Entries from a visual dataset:
+-------+
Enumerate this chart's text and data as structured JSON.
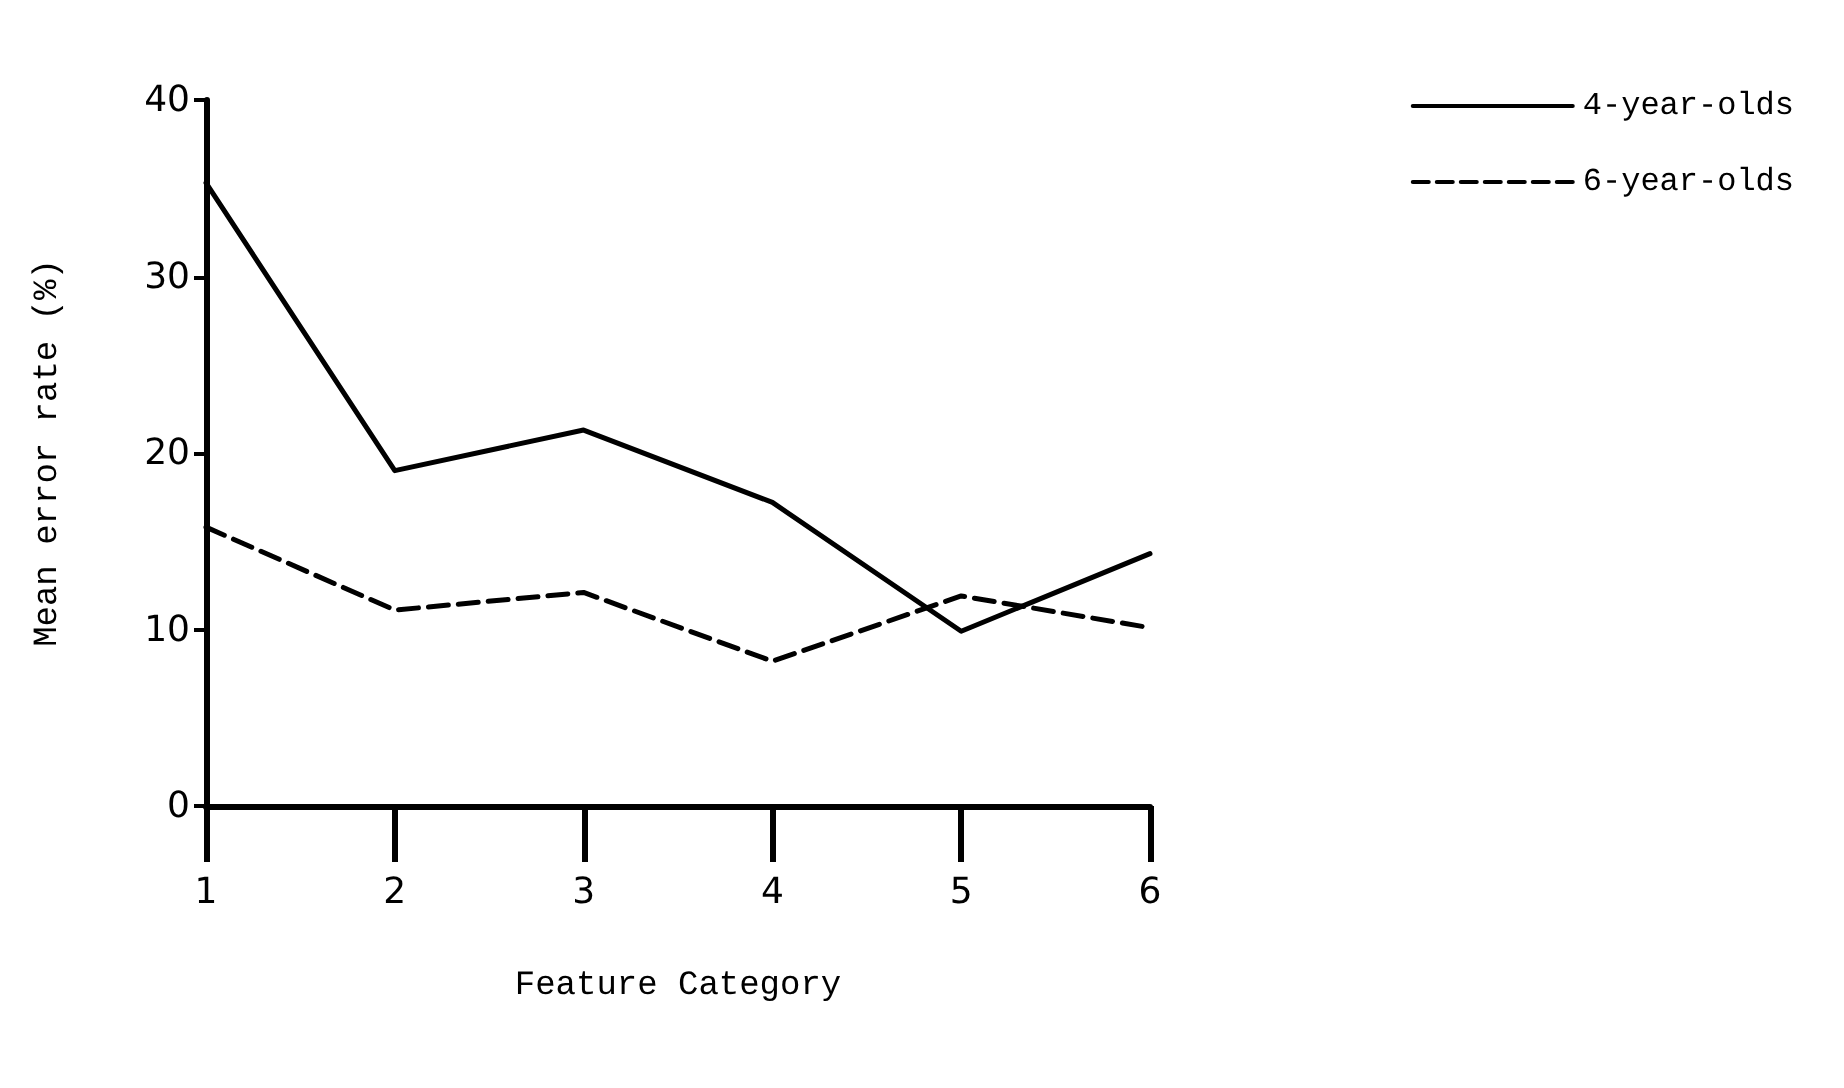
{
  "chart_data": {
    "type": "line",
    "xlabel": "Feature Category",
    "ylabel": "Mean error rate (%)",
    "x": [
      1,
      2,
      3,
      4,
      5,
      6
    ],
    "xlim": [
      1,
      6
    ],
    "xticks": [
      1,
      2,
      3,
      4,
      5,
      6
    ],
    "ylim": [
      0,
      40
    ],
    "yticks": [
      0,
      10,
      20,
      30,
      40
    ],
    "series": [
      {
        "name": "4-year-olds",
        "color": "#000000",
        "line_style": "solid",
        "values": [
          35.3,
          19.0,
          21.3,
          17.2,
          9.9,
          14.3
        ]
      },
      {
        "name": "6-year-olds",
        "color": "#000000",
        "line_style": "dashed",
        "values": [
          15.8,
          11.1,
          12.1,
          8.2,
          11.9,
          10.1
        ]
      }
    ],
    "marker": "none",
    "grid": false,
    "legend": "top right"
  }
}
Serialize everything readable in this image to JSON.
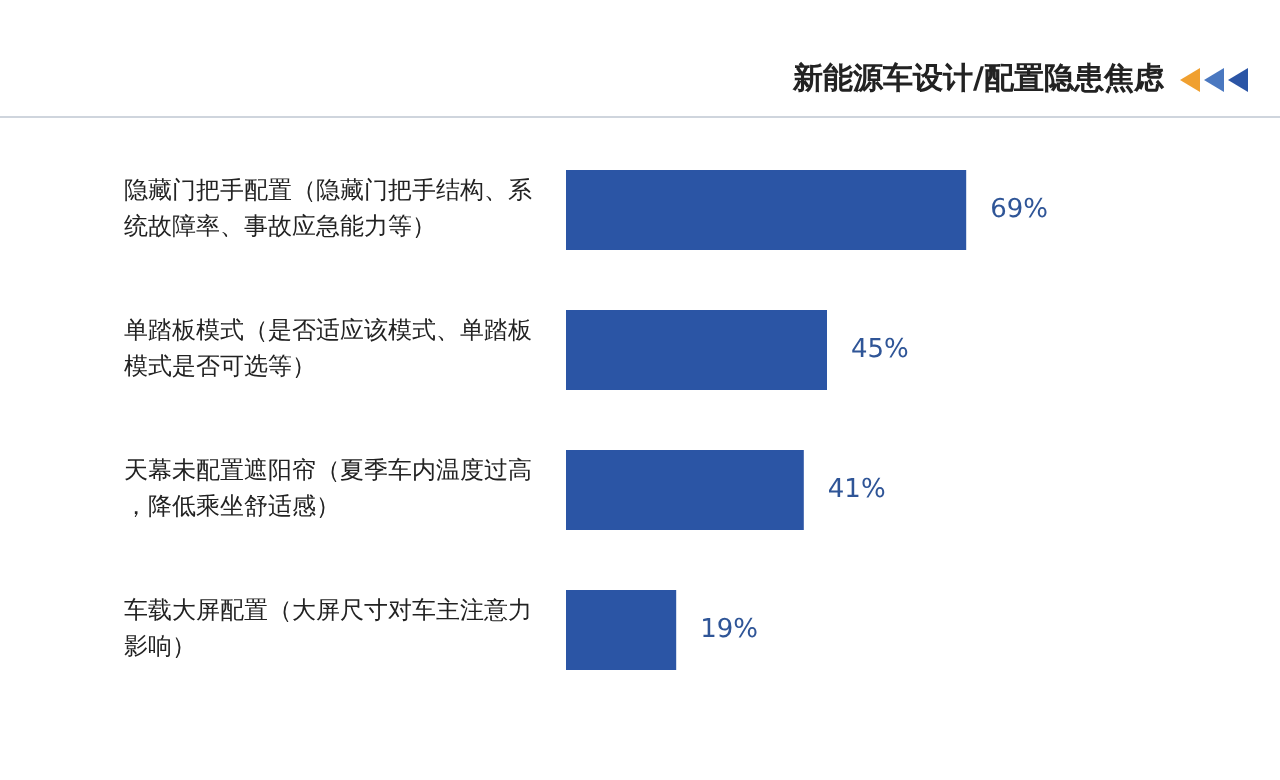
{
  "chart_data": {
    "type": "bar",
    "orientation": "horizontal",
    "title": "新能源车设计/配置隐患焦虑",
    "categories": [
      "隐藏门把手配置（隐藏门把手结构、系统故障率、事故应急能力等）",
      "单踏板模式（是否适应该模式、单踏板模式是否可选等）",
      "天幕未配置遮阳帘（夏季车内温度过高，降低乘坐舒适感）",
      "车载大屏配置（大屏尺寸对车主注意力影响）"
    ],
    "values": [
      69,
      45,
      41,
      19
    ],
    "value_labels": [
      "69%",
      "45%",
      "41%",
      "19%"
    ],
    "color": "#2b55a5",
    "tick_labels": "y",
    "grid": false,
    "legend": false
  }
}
+-------+
→ **Short task**
Return all of the data exactly as written, and drop the pictures.

→ **Problem solution**
Enumerate this chart's text and data as structured JSON.
{
  "chart_data": {
    "type": "line",
    "xlabel": "Feature Category",
    "ylabel": "Mean error rate (%)",
    "x": [
      1,
      2,
      3,
      4,
      5,
      6
    ],
    "xlim": [
      1,
      6
    ],
    "xticks": [
      1,
      2,
      3,
      4,
      5,
      6
    ],
    "ylim": [
      0,
      40
    ],
    "yticks": [
      0,
      10,
      20,
      30,
      40
    ],
    "series": [
      {
        "name": "4-year-olds",
        "color": "#000000",
        "line_style": "solid",
        "values": [
          35.3,
          19.0,
          21.3,
          17.2,
          9.9,
          14.3
        ]
      },
      {
        "name": "6-year-olds",
        "color": "#000000",
        "line_style": "dashed",
        "values": [
          15.8,
          11.1,
          12.1,
          8.2,
          11.9,
          10.1
        ]
      }
    ],
    "marker": "none",
    "grid": false,
    "legend": "top right"
  }
}
Serialize everything readable in this image to JSON.
{
  "chart_data": {
    "type": "bar",
    "orientation": "horizontal",
    "title": "新能源车设计/配置隐患焦虑",
    "categories": [
      "隐藏门把手配置（隐藏门把手结构、系统故障率、事故应急能力等）",
      "单踏板模式（是否适应该模式、单踏板模式是否可选等）",
      "天幕未配置遮阳帘（夏季车内温度过高，降低乘坐舒适感）",
      "车载大屏配置（大屏尺寸对车主注意力影响）"
    ],
    "values": [
      69,
      45,
      41,
      19
    ],
    "value_labels": [
      "69%",
      "45%",
      "41%",
      "19%"
    ],
    "color": "#2b55a5",
    "tick_labels": "y",
    "grid": false,
    "legend": false
  }
}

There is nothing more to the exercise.